▶ Exercise goal
Lines that contain the string "thousand" are to be copied; leave out all others.

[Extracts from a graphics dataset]
########################################

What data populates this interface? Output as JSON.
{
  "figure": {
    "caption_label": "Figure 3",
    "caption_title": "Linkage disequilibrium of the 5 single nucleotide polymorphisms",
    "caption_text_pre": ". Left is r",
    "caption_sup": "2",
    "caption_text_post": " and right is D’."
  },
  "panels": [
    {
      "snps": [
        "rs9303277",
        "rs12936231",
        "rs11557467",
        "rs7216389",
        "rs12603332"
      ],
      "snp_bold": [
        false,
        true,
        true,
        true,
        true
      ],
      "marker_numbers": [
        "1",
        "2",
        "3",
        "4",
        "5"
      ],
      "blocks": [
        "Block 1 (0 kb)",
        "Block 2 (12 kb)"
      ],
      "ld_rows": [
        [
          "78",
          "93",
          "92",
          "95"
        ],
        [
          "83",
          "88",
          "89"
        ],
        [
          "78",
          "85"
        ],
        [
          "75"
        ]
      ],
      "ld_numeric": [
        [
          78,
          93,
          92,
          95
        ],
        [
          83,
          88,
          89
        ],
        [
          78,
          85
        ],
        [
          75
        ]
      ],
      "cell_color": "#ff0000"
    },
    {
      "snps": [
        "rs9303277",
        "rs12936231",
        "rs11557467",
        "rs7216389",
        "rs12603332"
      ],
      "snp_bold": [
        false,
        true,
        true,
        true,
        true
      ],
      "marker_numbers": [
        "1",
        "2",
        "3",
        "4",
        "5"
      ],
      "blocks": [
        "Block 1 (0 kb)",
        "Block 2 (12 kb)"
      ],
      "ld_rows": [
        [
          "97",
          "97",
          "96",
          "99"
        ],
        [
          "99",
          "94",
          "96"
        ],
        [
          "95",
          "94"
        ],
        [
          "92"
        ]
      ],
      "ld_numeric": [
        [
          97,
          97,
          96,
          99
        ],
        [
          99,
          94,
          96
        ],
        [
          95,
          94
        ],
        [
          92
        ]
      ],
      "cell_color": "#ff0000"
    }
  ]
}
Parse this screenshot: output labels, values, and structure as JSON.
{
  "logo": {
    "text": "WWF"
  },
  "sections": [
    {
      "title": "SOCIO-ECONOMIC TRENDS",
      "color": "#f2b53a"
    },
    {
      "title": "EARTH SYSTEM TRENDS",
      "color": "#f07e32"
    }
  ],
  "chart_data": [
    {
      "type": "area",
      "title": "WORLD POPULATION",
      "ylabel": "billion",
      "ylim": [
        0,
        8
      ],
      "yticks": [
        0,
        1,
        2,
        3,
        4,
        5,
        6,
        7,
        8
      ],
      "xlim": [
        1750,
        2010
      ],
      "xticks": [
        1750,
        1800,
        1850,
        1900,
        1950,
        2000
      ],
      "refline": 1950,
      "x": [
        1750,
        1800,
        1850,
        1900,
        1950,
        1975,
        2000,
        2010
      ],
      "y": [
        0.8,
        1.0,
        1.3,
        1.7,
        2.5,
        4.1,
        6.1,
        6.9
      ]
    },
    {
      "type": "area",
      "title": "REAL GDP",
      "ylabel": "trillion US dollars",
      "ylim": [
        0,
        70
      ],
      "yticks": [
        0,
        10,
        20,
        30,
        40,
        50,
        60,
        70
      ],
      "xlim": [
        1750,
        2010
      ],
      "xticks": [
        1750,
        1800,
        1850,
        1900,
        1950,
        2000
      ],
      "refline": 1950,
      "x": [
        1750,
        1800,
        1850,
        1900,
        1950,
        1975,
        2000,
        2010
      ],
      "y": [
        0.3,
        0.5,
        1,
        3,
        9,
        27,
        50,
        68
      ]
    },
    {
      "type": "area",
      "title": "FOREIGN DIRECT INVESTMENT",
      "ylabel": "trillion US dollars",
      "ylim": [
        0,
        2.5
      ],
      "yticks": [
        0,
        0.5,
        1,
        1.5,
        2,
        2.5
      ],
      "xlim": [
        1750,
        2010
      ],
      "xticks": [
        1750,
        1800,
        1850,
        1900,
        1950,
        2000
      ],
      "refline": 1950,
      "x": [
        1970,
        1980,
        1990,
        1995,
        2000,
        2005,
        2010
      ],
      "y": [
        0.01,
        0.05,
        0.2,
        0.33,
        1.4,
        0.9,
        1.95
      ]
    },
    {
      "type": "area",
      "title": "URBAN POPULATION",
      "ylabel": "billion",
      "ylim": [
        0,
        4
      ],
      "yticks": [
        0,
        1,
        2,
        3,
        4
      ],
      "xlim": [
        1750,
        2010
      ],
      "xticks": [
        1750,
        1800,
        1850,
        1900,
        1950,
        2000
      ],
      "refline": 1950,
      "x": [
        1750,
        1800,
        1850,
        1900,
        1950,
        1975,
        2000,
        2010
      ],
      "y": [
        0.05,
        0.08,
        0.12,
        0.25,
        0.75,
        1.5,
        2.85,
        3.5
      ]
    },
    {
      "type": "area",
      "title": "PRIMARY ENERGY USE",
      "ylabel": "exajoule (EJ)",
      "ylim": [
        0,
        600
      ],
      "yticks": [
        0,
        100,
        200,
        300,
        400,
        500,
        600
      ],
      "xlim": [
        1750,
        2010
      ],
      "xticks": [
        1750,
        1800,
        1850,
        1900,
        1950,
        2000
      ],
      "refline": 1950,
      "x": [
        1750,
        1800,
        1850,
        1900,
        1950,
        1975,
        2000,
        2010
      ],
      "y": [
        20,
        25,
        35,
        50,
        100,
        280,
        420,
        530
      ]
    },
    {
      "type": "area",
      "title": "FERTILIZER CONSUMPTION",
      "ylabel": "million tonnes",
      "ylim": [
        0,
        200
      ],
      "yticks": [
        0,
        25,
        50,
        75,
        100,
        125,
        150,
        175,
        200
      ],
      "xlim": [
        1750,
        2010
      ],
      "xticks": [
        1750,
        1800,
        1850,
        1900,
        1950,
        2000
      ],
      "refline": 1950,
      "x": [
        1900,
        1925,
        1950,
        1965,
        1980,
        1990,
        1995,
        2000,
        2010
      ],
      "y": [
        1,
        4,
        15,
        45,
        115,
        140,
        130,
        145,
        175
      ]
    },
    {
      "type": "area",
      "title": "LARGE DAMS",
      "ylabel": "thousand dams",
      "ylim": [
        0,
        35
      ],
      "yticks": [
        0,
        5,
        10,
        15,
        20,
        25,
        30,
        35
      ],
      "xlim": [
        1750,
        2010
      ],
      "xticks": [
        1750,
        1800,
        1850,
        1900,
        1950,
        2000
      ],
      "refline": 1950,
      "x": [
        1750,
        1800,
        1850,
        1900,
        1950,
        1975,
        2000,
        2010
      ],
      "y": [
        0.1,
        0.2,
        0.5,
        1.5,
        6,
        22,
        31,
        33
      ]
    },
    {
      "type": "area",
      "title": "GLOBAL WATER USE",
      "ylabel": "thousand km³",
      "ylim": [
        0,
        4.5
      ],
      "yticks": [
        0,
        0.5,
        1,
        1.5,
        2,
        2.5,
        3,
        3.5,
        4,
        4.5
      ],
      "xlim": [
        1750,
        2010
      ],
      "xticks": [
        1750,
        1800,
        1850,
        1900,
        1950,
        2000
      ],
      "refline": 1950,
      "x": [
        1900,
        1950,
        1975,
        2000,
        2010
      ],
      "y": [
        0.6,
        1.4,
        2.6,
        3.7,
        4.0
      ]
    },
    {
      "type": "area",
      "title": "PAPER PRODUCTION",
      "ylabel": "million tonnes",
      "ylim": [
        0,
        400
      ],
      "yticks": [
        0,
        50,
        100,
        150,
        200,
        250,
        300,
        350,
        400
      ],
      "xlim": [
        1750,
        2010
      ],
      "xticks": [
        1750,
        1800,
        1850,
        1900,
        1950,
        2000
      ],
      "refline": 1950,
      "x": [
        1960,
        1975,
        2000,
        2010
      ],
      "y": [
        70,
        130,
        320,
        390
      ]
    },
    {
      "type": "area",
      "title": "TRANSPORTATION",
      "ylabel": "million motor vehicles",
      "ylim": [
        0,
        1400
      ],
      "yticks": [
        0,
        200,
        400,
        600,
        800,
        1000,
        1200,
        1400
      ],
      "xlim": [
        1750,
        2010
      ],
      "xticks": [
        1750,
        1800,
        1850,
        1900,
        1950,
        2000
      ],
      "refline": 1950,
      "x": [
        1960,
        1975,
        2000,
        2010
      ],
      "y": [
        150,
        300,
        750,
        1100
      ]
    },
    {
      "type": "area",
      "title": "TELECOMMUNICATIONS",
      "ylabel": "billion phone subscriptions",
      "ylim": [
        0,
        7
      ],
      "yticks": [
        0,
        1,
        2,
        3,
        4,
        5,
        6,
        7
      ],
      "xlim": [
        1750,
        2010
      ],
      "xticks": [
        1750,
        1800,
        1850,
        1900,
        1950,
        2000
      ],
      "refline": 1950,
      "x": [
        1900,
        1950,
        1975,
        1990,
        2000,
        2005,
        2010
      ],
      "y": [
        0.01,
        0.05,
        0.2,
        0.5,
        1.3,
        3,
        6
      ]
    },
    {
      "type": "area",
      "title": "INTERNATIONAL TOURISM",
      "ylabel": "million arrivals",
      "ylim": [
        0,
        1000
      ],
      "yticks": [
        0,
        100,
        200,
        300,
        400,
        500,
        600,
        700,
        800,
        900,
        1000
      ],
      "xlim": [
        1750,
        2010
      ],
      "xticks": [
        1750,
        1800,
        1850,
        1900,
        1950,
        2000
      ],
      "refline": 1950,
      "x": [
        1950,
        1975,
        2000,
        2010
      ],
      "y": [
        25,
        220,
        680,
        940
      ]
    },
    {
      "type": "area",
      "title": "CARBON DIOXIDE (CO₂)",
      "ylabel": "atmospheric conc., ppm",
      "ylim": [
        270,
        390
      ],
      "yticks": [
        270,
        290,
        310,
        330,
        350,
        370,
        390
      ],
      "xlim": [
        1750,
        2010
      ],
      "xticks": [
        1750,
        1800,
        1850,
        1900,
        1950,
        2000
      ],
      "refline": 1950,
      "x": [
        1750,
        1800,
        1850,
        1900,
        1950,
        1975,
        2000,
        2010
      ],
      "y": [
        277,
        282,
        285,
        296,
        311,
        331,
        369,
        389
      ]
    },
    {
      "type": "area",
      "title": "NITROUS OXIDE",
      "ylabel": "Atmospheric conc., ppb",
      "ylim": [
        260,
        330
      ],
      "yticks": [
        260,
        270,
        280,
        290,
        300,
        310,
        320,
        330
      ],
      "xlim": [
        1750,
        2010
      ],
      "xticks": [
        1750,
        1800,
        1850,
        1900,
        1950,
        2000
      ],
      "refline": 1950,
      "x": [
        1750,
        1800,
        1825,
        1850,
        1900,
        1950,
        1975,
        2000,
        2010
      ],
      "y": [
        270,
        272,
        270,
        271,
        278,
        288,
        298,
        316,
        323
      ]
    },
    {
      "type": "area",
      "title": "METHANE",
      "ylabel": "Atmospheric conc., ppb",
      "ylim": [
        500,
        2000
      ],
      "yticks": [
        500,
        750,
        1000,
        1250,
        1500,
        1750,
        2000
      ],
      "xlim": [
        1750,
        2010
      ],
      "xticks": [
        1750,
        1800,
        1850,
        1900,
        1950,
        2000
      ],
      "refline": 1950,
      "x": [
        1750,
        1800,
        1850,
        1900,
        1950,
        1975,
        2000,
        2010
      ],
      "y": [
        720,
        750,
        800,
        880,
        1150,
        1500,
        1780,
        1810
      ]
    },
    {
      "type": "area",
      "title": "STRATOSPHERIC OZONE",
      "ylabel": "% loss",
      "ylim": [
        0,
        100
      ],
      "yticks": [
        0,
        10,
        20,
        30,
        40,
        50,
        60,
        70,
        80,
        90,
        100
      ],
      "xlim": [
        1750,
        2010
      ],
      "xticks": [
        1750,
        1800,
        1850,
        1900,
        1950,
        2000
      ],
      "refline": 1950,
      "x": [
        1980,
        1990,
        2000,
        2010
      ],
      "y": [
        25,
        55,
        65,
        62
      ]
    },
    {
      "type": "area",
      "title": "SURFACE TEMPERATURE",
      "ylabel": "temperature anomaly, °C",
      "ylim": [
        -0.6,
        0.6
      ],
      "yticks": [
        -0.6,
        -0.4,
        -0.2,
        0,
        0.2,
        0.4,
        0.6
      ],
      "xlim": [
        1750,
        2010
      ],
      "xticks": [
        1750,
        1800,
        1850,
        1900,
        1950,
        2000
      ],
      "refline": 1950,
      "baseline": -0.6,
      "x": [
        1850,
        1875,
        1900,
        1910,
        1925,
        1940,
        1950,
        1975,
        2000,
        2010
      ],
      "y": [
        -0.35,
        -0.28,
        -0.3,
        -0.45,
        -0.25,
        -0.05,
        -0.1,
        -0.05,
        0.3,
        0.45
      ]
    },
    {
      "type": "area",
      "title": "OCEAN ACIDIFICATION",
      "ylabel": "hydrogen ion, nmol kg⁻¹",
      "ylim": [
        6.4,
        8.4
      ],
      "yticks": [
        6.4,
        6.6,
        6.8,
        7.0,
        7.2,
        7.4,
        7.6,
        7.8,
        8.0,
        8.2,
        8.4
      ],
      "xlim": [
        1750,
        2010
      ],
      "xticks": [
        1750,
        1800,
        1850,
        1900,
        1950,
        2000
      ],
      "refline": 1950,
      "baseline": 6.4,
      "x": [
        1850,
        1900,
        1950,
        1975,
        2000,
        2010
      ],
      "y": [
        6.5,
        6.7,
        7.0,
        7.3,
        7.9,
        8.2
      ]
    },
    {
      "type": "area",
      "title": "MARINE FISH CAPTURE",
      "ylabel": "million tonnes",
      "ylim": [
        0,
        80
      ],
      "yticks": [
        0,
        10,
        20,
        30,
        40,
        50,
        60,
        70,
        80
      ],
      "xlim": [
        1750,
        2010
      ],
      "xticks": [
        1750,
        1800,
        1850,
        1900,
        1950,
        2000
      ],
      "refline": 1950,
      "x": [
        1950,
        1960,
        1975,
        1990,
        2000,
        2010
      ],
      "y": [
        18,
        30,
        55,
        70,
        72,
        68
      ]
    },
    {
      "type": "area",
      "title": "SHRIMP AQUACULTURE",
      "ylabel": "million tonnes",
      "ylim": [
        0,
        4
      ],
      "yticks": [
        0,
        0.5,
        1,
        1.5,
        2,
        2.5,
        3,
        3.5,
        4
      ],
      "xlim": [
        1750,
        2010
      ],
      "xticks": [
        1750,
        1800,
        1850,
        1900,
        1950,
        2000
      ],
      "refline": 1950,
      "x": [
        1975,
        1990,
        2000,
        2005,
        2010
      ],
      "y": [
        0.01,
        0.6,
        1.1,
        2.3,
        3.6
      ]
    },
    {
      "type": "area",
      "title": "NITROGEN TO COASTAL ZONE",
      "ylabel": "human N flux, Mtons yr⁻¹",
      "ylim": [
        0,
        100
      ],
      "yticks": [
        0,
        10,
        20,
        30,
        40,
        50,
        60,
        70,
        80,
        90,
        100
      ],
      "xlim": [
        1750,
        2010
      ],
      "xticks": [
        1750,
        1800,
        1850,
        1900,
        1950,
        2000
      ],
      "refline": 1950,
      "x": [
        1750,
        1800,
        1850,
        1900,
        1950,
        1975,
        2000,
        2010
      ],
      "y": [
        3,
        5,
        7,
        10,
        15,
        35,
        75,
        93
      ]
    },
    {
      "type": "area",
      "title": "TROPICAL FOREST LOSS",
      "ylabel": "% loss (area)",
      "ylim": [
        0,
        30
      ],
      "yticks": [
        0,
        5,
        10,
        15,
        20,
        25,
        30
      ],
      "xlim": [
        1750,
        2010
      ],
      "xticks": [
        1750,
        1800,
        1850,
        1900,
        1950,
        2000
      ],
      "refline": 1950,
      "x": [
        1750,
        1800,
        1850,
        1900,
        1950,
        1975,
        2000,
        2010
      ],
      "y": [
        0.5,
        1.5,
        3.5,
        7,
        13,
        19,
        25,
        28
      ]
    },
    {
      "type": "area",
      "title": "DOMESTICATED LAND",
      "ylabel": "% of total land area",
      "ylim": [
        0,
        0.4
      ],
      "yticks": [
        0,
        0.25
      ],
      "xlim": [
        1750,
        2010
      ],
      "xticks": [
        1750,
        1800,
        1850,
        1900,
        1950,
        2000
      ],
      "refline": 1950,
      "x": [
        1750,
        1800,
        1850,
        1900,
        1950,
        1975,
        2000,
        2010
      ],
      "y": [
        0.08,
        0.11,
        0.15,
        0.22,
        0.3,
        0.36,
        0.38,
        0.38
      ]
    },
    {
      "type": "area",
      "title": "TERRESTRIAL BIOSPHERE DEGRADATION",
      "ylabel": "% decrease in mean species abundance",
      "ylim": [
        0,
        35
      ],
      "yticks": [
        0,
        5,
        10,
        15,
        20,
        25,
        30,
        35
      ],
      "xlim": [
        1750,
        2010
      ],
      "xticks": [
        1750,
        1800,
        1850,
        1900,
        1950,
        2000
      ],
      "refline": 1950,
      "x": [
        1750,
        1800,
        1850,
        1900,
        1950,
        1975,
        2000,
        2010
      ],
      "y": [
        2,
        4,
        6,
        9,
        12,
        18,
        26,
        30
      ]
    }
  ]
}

########################################

▶ Response below
      "ylabel": "thousand dams",
      "ylabel": "thousand km³",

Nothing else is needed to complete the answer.